**Directions**
Within the material below, find each line bearing the word "NOCCIOLINI" and present it.

[Data start]

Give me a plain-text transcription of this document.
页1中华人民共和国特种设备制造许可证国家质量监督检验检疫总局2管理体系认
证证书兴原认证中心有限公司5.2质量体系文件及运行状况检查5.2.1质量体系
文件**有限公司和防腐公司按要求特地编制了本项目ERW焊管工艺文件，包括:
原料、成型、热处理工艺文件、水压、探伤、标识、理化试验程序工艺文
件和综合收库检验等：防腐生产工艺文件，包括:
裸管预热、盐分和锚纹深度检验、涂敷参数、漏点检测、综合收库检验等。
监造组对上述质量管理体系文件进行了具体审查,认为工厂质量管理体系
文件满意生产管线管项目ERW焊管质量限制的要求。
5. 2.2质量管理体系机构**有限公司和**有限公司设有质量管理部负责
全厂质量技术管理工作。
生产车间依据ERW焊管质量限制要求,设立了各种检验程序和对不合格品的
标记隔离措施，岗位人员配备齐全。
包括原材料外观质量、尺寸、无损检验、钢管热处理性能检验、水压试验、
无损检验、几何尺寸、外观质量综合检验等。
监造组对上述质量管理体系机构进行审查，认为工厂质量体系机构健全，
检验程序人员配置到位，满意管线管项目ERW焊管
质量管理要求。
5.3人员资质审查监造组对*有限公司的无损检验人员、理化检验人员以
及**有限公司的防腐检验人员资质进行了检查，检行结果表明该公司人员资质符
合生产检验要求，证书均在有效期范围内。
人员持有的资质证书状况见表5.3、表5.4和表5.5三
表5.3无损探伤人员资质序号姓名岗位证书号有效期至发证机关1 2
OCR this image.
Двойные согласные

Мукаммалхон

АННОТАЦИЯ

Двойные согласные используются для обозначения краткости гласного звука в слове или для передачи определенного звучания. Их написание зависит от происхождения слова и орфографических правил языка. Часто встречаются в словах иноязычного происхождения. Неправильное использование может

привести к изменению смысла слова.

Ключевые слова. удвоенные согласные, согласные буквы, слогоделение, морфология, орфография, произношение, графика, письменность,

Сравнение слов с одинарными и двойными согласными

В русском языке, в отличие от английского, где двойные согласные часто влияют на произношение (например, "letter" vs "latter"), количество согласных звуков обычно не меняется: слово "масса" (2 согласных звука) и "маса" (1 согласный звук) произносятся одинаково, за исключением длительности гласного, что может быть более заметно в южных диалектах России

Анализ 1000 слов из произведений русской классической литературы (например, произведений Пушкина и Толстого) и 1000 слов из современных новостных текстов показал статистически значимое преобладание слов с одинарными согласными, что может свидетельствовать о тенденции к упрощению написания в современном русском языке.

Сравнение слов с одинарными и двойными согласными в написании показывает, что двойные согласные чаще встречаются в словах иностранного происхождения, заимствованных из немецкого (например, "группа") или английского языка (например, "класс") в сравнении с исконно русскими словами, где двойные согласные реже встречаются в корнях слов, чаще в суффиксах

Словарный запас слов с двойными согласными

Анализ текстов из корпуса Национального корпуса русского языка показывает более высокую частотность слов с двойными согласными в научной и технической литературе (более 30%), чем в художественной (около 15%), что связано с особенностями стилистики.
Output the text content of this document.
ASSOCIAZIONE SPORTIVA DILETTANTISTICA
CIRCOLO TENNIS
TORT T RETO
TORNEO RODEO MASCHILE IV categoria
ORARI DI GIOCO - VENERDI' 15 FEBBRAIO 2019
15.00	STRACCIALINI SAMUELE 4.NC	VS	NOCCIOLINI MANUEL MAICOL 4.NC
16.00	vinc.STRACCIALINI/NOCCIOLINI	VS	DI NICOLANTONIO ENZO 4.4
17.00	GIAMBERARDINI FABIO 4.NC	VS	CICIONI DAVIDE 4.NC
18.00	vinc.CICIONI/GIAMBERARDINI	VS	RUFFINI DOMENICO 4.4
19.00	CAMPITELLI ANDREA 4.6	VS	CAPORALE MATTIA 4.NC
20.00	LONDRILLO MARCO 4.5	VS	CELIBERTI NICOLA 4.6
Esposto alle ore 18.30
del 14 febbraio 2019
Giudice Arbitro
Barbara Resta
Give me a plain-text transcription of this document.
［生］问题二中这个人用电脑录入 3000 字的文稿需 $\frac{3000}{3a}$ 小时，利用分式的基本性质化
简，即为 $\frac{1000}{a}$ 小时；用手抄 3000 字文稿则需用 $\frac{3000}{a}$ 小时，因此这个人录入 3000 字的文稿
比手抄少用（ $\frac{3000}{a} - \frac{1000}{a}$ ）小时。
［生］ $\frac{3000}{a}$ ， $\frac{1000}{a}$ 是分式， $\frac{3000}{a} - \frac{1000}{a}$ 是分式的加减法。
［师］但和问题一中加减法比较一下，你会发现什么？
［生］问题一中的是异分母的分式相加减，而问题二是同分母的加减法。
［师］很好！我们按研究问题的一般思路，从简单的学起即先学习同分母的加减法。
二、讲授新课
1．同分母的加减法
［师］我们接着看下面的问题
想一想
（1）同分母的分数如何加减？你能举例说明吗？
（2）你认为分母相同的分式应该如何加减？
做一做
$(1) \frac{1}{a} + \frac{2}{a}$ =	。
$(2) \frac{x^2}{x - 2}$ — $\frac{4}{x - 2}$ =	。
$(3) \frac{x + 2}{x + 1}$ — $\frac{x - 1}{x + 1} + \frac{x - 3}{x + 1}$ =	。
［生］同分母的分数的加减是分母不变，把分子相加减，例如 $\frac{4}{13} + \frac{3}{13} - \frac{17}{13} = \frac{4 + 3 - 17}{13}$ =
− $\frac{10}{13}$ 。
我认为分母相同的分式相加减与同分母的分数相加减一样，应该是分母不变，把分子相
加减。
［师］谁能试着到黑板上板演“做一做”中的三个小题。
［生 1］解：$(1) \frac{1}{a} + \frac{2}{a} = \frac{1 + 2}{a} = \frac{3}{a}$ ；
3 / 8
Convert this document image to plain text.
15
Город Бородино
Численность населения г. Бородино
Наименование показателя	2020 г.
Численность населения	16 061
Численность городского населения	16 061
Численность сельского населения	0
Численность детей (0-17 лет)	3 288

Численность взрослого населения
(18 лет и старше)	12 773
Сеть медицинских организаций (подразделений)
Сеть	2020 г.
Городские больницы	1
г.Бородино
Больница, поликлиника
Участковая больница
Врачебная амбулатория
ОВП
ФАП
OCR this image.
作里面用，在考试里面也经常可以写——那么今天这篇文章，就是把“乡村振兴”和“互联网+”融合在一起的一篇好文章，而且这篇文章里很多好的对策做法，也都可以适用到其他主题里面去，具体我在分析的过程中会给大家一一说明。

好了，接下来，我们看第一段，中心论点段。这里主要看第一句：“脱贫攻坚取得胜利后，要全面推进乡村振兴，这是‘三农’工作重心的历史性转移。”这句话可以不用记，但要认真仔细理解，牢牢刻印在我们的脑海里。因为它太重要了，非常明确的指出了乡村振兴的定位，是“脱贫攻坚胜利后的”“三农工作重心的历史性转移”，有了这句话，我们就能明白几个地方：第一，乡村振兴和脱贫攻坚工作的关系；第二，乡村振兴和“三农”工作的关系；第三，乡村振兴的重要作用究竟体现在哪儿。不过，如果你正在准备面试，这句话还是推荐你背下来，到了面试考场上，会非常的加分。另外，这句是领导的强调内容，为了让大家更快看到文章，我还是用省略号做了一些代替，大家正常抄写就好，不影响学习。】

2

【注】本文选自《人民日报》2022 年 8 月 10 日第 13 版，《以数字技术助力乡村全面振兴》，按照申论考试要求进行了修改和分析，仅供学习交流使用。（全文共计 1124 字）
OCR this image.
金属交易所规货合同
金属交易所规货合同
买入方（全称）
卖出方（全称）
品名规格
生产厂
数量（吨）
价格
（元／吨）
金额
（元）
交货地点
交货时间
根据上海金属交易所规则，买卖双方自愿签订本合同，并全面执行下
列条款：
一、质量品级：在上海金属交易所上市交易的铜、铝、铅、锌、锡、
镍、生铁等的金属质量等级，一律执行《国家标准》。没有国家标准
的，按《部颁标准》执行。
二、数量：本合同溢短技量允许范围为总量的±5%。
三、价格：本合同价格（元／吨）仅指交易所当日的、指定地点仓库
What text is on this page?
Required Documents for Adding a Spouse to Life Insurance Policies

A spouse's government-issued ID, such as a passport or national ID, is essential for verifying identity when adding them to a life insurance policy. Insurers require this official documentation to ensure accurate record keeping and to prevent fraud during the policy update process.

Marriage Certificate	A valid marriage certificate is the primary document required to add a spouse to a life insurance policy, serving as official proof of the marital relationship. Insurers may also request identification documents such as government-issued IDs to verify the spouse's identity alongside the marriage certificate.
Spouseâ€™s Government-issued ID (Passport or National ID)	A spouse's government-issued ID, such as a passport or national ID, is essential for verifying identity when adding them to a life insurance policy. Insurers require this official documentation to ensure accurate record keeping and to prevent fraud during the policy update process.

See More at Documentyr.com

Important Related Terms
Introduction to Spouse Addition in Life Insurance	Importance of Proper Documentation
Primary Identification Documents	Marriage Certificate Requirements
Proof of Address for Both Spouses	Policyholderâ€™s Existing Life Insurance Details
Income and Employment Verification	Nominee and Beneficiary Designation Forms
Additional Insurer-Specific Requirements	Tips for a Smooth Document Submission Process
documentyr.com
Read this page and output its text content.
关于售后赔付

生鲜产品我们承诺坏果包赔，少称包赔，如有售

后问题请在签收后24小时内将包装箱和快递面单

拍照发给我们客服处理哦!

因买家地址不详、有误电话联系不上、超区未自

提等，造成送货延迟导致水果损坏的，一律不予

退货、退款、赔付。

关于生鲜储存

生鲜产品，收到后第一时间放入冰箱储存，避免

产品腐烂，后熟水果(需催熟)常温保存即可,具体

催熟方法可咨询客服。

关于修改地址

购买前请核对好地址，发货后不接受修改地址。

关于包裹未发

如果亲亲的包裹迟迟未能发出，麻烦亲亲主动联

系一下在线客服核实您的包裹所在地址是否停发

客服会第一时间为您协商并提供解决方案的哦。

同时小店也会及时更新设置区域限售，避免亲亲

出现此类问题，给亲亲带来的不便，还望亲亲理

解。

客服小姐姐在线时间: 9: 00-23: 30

[Data end]

**Exercise answer**
15.00	STRACCIALINI SAMUELE 4.NC	VS	NOCCIOLINI MANUEL MAICOL 4.NC
16.00	vinc.STRACCIALINI/NOCCIOLINI	VS	DI NICOLANTONIO ENZO 4.4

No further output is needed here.